Restate the material word for word and leave out anything that is a picture.

-------------------------

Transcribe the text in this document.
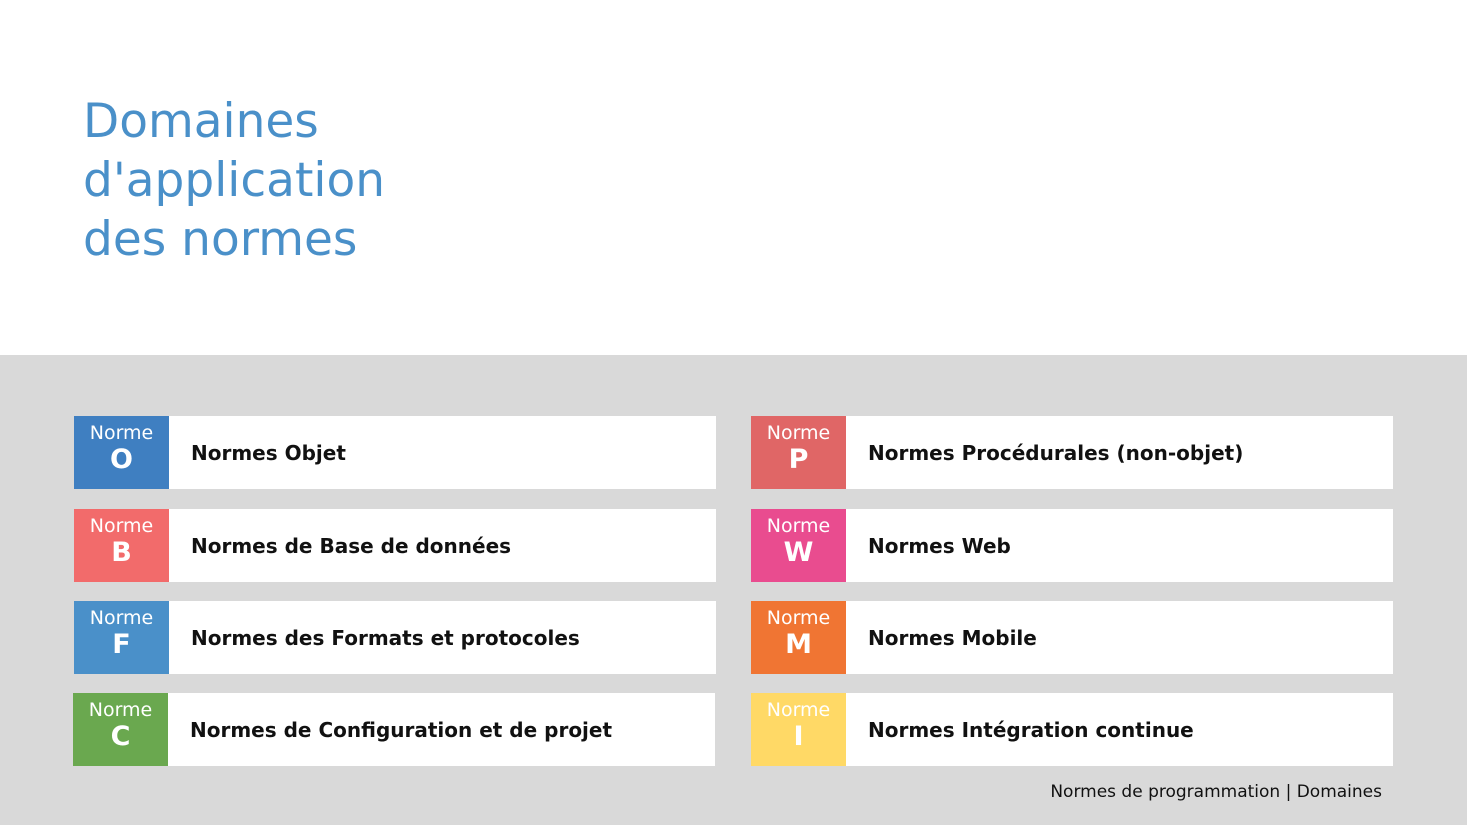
Domaines
d'application
des normes
Norme
O	Normes Objet
Norme
B	Normes de Base de données
Norme
F	Normes des Formats et protocoles
Norme
C	Normes de Configuration et de projet
Norme
P	Normes Procédurales (non-objet)
Norme
W	Normes Web
Norme
M	Normes Mobile
Norme
I	Normes Intégration continue
Normes de programmation | Domaines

-------------------------

:: REPLY ::
Transcribe the text in this document.
Domaines
d'application
des normes
Norme
O	Normes Objet
Norme
B	Normes de Base de données
Norme
F	Normes des Formats et protocoles
Norme
C	Normes de Configuration et de projet
Norme
P	Normes Procédurales (non-objet)
Norme
W	Normes Web
Norme
M	Normes Mobile
Norme
I	Normes Intégration continue
Normes de programmation | Domaines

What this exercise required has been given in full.